**Entries with figure data**
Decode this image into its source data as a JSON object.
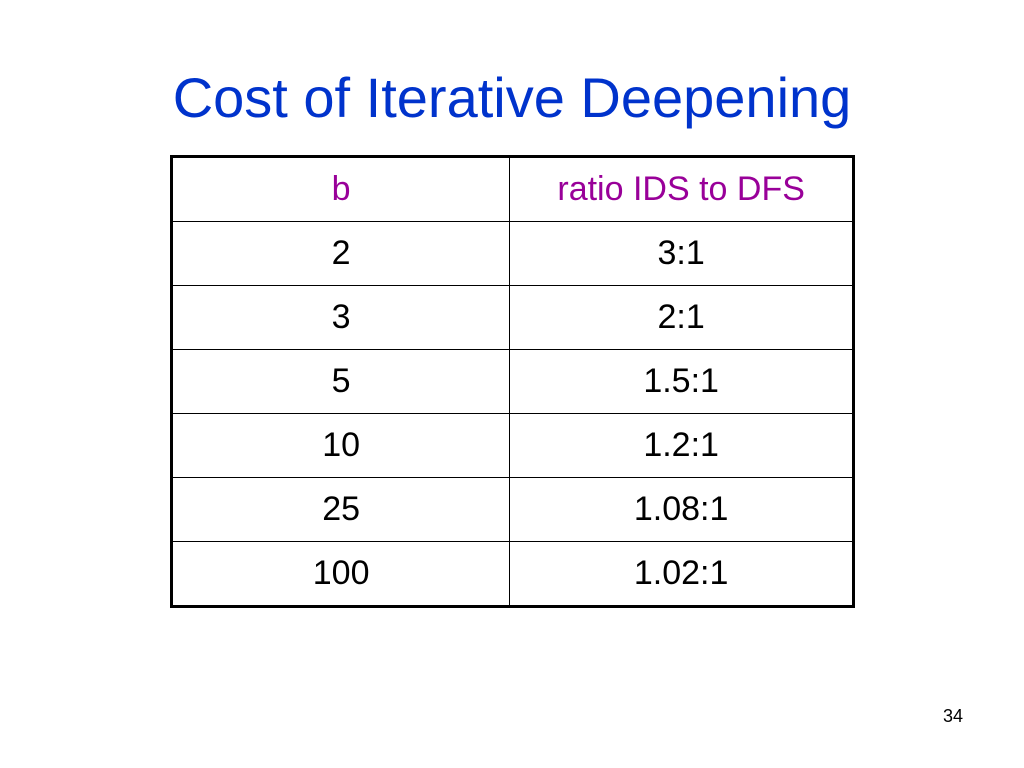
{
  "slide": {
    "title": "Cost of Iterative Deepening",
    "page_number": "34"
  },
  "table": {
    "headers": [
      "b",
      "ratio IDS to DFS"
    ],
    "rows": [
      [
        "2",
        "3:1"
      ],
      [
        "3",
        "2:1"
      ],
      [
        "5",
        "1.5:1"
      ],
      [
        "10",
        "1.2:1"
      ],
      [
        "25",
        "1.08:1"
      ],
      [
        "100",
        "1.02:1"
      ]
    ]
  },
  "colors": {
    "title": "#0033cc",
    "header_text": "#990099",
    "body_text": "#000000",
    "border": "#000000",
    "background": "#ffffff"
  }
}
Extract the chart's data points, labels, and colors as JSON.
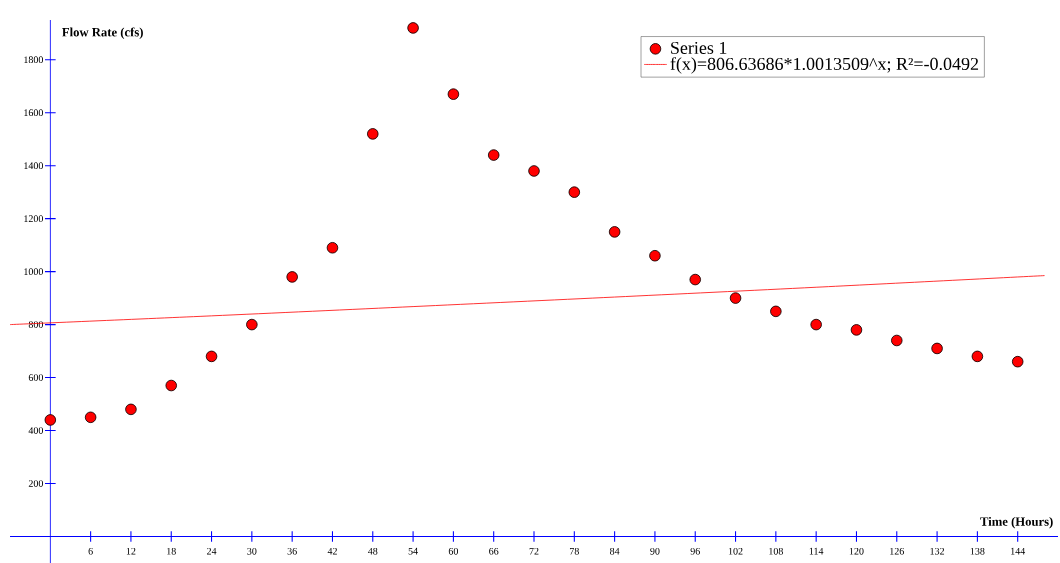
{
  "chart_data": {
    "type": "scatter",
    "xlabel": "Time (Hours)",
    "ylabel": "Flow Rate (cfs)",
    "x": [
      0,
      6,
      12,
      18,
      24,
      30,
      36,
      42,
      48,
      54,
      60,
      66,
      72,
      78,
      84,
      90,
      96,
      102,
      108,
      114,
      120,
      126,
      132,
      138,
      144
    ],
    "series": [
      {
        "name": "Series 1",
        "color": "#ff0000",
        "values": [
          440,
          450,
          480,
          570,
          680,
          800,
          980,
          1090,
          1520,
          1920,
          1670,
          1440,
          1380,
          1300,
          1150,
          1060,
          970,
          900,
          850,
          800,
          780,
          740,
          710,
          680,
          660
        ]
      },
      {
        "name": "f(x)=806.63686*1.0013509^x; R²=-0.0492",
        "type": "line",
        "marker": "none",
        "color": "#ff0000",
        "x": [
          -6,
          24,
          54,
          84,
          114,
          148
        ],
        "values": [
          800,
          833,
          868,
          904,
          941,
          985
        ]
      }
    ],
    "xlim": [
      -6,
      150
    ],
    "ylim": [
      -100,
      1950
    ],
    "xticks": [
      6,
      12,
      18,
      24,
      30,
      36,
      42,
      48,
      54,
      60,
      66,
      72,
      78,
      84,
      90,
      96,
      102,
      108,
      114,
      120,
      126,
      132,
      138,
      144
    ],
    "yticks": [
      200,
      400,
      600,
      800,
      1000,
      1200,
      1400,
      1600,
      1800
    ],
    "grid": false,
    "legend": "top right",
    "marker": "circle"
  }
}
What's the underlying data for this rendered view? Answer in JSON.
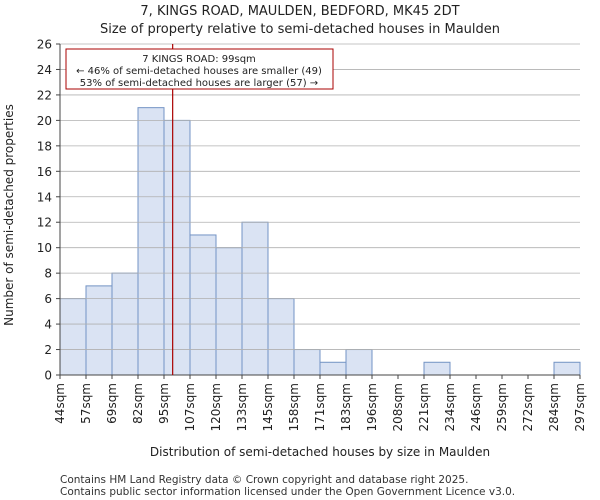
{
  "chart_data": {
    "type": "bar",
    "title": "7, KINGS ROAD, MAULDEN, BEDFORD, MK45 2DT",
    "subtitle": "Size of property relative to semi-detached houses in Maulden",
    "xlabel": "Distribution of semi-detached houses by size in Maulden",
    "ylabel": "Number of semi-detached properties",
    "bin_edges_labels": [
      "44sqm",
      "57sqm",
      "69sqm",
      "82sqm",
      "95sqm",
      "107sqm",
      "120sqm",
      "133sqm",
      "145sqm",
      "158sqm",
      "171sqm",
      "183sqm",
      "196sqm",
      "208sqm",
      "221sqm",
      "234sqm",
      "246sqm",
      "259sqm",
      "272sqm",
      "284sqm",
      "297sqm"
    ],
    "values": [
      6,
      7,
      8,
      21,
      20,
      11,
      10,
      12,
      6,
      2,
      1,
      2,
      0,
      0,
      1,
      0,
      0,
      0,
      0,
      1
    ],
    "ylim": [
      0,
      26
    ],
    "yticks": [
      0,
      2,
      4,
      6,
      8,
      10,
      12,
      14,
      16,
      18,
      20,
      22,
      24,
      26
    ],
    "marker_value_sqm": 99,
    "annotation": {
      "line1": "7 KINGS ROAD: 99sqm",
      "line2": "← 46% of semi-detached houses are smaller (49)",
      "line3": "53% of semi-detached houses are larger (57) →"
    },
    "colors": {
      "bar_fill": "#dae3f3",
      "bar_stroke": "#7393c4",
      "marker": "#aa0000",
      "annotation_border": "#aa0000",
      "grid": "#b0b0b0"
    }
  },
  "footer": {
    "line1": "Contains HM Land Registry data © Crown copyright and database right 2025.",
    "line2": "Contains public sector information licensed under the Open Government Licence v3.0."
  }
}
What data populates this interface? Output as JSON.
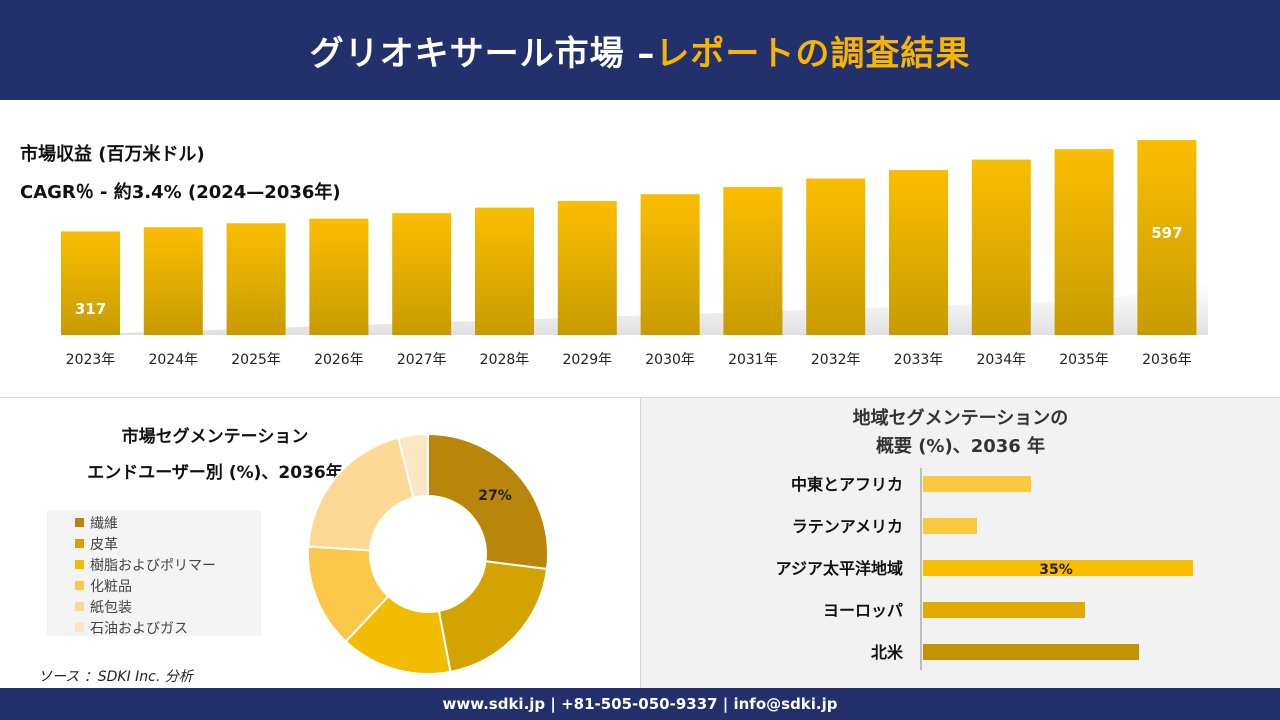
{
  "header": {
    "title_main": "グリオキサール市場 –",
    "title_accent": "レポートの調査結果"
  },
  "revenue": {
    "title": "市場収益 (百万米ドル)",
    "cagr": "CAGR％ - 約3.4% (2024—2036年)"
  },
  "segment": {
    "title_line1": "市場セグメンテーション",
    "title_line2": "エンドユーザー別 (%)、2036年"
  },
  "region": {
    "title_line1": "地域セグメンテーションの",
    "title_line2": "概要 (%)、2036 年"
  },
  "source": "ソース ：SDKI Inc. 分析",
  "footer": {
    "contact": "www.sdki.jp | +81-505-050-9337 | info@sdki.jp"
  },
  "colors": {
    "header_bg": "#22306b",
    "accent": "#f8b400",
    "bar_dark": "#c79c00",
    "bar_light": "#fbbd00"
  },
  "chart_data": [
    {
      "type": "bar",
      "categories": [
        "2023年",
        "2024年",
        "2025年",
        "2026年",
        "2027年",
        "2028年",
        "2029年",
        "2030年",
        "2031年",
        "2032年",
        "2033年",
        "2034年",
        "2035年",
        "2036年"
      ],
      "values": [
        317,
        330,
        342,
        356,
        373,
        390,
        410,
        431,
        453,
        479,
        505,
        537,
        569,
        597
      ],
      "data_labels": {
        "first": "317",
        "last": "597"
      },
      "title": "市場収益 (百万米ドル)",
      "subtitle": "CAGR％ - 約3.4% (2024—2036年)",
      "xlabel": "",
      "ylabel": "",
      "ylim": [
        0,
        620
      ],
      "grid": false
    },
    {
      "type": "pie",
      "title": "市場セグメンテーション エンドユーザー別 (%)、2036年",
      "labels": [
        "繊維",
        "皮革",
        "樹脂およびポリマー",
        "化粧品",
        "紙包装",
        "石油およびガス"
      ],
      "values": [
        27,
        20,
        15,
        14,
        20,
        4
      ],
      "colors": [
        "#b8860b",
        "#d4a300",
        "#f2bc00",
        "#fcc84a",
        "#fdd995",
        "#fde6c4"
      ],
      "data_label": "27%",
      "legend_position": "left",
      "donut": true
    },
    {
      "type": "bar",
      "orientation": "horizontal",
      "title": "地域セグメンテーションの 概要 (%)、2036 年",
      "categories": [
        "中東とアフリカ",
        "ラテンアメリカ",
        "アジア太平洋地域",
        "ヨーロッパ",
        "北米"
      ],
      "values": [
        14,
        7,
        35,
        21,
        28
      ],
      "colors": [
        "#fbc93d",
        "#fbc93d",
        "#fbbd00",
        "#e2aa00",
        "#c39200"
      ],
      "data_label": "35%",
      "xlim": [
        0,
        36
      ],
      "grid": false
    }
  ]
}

**What this task involves**
Omit the pictures and reproduce the listing exactly.

**Reply to the task**
Decode this image into its source data as a JSON object.
{
  "slide": {
    "title": "Cost of Iterative Deepening",
    "page_number": "34"
  },
  "table": {
    "headers": [
      "b",
      "ratio IDS to DFS"
    ],
    "rows": [
      [
        "2",
        "3:1"
      ],
      [
        "3",
        "2:1"
      ],
      [
        "5",
        "1.5:1"
      ],
      [
        "10",
        "1.2:1"
      ],
      [
        "25",
        "1.08:1"
      ],
      [
        "100",
        "1.02:1"
      ]
    ]
  },
  "colors": {
    "title": "#0033cc",
    "header_text": "#990099",
    "body_text": "#000000",
    "border": "#000000",
    "background": "#ffffff"
  }
}
Extract the chart's data points, labels, and colors as JSON.
{
  "chart_data": {
    "type": "scatter",
    "xlabel": "Time (Hours)",
    "ylabel": "Flow Rate (cfs)",
    "x": [
      0,
      6,
      12,
      18,
      24,
      30,
      36,
      42,
      48,
      54,
      60,
      66,
      72,
      78,
      84,
      90,
      96,
      102,
      108,
      114,
      120,
      126,
      132,
      138,
      144
    ],
    "series": [
      {
        "name": "Series 1",
        "color": "#ff0000",
        "values": [
          440,
          450,
          480,
          570,
          680,
          800,
          980,
          1090,
          1520,
          1920,
          1670,
          1440,
          1380,
          1300,
          1150,
          1060,
          970,
          900,
          850,
          800,
          780,
          740,
          710,
          680,
          660
        ]
      },
      {
        "name": "f(x)=806.63686*1.0013509^x; R²=-0.0492",
        "type": "line",
        "marker": "none",
        "color": "#ff0000",
        "x": [
          -6,
          24,
          54,
          84,
          114,
          148
        ],
        "values": [
          800,
          833,
          868,
          904,
          941,
          985
        ]
      }
    ],
    "xlim": [
      -6,
      150
    ],
    "ylim": [
      -100,
      1950
    ],
    "xticks": [
      6,
      12,
      18,
      24,
      30,
      36,
      42,
      48,
      54,
      60,
      66,
      72,
      78,
      84,
      90,
      96,
      102,
      108,
      114,
      120,
      126,
      132,
      138,
      144
    ],
    "yticks": [
      200,
      400,
      600,
      800,
      1000,
      1200,
      1400,
      1600,
      1800
    ],
    "grid": false,
    "legend": "top right",
    "marker": "circle"
  }
}
What's the underlying data for this rendered view? Answer in JSON.
{
  "chart_data": {
    "type": "bar",
    "title": "7, KINGS ROAD, MAULDEN, BEDFORD, MK45 2DT",
    "subtitle": "Size of property relative to semi-detached houses in Maulden",
    "xlabel": "Distribution of semi-detached houses by size in Maulden",
    "ylabel": "Number of semi-detached properties",
    "bin_edges_labels": [
      "44sqm",
      "57sqm",
      "69sqm",
      "82sqm",
      "95sqm",
      "107sqm",
      "120sqm",
      "133sqm",
      "145sqm",
      "158sqm",
      "171sqm",
      "183sqm",
      "196sqm",
      "208sqm",
      "221sqm",
      "234sqm",
      "246sqm",
      "259sqm",
      "272sqm",
      "284sqm",
      "297sqm"
    ],
    "values": [
      6,
      7,
      8,
      21,
      20,
      11,
      10,
      12,
      6,
      2,
      1,
      2,
      0,
      0,
      1,
      0,
      0,
      0,
      0,
      1
    ],
    "ylim": [
      0,
      26
    ],
    "yticks": [
      0,
      2,
      4,
      6,
      8,
      10,
      12,
      14,
      16,
      18,
      20,
      22,
      24,
      26
    ],
    "marker_value_sqm": 99,
    "annotation": {
      "line1": "7 KINGS ROAD: 99sqm",
      "line2": "← 46% of semi-detached houses are smaller (49)",
      "line3": "53% of semi-detached houses are larger (57) →"
    },
    "colors": {
      "bar_fill": "#dae3f3",
      "bar_stroke": "#7393c4",
      "marker": "#aa0000",
      "annotation_border": "#aa0000",
      "grid": "#b0b0b0"
    }
  },
  "footer": {
    "line1": "Contains HM Land Registry data © Crown copyright and database right 2025.",
    "line2": "Contains public sector information licensed under the Open Government Licence v3.0."
  }
}
What data populates this interface? Output as JSON.
{
  "header": {
    "title_main": "グリオキサール市場 –",
    "title_accent": "レポートの調査結果"
  },
  "revenue": {
    "title": "市場収益 (百万米ドル)",
    "cagr": "CAGR％ - 約3.4% (2024—2036年)"
  },
  "segment": {
    "title_line1": "市場セグメンテーション",
    "title_line2": "エンドユーザー別 (%)、2036年"
  },
  "region": {
    "title_line1": "地域セグメンテーションの",
    "title_line2": "概要 (%)、2036 年"
  },
  "source": "ソース ：SDKI Inc. 分析",
  "footer": {
    "contact": "www.sdki.jp | +81-505-050-9337 | info@sdki.jp"
  },
  "colors": {
    "header_bg": "#22306b",
    "accent": "#f8b400",
    "bar_dark": "#c79c00",
    "bar_light": "#fbbd00"
  },
  "chart_data": [
    {
      "type": "bar",
      "categories": [
        "2023年",
        "2024年",
        "2025年",
        "2026年",
        "2027年",
        "2028年",
        "2029年",
        "2030年",
        "2031年",
        "2032年",
        "2033年",
        "2034年",
        "2035年",
        "2036年"
      ],
      "values": [
        317,
        330,
        342,
        356,
        373,
        390,
        410,
        431,
        453,
        479,
        505,
        537,
        569,
        597
      ],
      "data_labels": {
        "first": "317",
        "last": "597"
      },
      "title": "市場収益 (百万米ドル)",
      "subtitle": "CAGR％ - 約3.4% (2024—2036年)",
      "xlabel": "",
      "ylabel": "",
      "ylim": [
        0,
        620
      ],
      "grid": false
    },
    {
      "type": "pie",
      "title": "市場セグメンテーション エンドユーザー別 (%)、2036年",
      "labels": [
        "繊維",
        "皮革",
        "樹脂およびポリマー",
        "化粧品",
        "紙包装",
        "石油およびガス"
      ],
      "values": [
        27,
        20,
        15,
        14,
        20,
        4
      ],
      "colors": [
        "#b8860b",
        "#d4a300",
        "#f2bc00",
        "#fcc84a",
        "#fdd995",
        "#fde6c4"
      ],
      "data_label": "27%",
      "legend_position": "left",
      "donut": true
    },
    {
      "type": "bar",
      "orientation": "horizontal",
      "title": "地域セグメンテーションの 概要 (%)、2036 年",
      "categories": [
        "中東とアフリカ",
        "ラテンアメリカ",
        "アジア太平洋地域",
        "ヨーロッパ",
        "北米"
      ],
      "values": [
        14,
        7,
        35,
        21,
        28
      ],
      "colors": [
        "#fbc93d",
        "#fbc93d",
        "#fbbd00",
        "#e2aa00",
        "#c39200"
      ],
      "data_label": "35%",
      "xlim": [
        0,
        36
      ],
      "grid": false
    }
  ]
}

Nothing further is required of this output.